Directions
In the records below, find the line containing "Decode this image"; copy exactly that line and all lines after it to the end, and nothing else.

Given records
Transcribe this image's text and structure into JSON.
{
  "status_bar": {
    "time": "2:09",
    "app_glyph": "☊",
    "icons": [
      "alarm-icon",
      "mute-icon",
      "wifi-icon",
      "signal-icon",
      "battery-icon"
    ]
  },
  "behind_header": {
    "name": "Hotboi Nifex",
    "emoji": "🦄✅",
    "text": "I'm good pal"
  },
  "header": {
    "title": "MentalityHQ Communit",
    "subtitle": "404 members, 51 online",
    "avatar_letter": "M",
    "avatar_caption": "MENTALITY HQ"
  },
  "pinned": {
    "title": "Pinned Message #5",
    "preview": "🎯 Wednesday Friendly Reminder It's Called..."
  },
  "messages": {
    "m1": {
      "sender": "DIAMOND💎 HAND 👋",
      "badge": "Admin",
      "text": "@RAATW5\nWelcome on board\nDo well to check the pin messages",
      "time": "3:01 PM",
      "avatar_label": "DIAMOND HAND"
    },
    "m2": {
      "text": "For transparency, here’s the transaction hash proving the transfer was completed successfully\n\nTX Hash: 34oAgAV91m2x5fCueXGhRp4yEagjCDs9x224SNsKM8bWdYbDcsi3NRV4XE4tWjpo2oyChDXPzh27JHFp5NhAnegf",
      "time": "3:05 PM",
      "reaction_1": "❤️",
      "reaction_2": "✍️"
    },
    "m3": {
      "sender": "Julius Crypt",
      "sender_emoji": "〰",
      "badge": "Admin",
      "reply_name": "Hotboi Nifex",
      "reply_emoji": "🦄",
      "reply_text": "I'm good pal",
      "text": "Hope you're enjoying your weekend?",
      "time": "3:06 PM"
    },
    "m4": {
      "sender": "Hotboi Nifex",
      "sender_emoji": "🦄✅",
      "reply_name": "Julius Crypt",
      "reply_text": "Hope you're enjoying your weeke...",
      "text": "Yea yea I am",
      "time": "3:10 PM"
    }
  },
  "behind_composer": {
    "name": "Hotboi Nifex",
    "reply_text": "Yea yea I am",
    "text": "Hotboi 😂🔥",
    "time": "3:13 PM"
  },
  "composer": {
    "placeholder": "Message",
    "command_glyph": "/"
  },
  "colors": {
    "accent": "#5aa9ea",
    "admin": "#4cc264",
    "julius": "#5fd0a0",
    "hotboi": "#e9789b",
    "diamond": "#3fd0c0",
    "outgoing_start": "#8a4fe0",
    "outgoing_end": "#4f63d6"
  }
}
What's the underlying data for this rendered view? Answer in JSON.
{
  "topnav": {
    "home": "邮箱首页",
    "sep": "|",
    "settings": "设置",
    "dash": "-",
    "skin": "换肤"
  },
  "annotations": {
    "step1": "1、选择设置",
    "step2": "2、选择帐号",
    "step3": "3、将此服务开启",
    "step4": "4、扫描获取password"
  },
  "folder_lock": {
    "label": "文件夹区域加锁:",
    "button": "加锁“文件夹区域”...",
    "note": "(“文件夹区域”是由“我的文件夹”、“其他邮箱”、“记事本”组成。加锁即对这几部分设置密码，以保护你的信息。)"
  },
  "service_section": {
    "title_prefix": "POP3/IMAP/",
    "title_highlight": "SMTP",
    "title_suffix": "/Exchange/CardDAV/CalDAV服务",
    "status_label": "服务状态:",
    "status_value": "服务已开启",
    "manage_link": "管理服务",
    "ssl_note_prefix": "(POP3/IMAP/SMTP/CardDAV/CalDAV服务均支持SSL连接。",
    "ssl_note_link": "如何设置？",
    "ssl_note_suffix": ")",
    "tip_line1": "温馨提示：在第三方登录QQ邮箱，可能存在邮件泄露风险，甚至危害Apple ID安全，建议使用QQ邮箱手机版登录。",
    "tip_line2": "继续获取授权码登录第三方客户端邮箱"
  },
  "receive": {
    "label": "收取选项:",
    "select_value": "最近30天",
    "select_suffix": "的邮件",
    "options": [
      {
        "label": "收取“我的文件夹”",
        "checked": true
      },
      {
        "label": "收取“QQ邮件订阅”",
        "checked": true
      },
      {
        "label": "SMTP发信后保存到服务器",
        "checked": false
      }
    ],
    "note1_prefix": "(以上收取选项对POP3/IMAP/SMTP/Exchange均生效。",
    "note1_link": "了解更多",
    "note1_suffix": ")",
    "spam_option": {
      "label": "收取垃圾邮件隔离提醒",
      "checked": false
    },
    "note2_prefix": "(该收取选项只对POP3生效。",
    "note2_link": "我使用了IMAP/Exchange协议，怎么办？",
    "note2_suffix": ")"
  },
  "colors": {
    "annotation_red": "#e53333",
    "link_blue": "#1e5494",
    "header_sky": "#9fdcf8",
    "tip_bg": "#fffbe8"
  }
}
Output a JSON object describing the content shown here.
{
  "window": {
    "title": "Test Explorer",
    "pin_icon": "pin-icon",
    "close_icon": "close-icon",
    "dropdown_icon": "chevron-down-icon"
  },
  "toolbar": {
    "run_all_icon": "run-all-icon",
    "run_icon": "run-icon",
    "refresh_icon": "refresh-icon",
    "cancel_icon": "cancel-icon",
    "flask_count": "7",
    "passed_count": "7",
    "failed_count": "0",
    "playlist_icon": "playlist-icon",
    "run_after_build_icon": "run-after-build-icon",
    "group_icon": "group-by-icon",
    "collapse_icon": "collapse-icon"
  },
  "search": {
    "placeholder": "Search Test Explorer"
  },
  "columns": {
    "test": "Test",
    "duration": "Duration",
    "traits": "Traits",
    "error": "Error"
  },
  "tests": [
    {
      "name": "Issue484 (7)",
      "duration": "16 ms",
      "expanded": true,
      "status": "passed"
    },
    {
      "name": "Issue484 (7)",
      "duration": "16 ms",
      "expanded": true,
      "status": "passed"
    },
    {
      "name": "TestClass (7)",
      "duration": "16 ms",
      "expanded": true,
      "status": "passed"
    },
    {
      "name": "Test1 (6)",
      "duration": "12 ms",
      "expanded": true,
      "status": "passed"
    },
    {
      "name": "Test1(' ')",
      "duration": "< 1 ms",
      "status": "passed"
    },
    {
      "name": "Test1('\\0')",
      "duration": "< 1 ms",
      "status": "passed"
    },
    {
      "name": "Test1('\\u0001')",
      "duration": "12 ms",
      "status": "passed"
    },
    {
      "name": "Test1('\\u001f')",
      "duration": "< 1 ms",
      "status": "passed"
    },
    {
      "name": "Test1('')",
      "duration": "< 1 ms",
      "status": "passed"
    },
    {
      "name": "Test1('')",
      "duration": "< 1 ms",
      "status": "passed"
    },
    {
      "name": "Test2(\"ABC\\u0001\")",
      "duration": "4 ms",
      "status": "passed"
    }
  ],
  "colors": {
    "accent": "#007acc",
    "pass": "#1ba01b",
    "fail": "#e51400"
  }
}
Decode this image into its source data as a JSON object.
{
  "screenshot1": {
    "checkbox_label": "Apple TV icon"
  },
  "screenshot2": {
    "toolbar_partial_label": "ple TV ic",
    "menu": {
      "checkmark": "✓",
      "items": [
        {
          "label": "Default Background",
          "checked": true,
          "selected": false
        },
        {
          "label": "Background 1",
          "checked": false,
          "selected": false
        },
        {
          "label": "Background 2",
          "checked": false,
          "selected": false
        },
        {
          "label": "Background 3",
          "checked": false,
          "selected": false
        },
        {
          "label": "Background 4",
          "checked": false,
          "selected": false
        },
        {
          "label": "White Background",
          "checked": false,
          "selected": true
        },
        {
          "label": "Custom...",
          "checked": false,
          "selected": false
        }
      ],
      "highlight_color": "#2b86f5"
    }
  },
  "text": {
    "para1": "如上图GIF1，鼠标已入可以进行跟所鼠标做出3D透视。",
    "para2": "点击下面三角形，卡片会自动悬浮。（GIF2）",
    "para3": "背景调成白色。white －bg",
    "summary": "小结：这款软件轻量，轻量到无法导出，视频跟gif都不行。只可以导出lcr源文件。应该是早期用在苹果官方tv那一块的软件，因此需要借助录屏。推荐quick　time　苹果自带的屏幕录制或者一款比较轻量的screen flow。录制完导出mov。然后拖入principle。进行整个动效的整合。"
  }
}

Solution to this task
Decode this image into its source data as a JSON object.
{
  "screenshot1": {
    "checkbox_label": "Apple TV icon"
  },
  "screenshot2": {
    "toolbar_partial_label": "ple TV ic",
    "menu": {
      "checkmark": "✓",
      "items": [
        {
          "label": "Default Background",
          "checked": true,
          "selected": false
        },
        {
          "label": "Background 1",
          "checked": false,
          "selected": false
        },
        {
          "label": "Background 2",
          "checked": false,
          "selected": false
        },
        {
          "label": "Background 3",
          "checked": false,
          "selected": false
        },
        {
          "label": "Background 4",
          "checked": false,
          "selected": false
        },
        {
          "label": "White Background",
          "checked": false,
          "selected": true
        },
        {
          "label": "Custom...",
          "checked": false,
          "selected": false
        }
      ],
      "highlight_color": "#2b86f5"
    }
  },
  "text": {
    "para1": "如上图GIF1，鼠标已入可以进行跟所鼠标做出3D透视。",
    "para2": "点击下面三角形，卡片会自动悬浮。（GIF2）",
    "para3": "背景调成白色。white －bg",
    "summary": "小结：这款软件轻量，轻量到无法导出，视频跟gif都不行。只可以导出lcr源文件。应该是早期用在苹果官方tv那一块的软件，因此需要借助录屏。推荐quick　time　苹果自带的屏幕录制或者一款比较轻量的screen flow。录制完导出mov。然后拖入principle。进行整个动效的整合。"
  }
}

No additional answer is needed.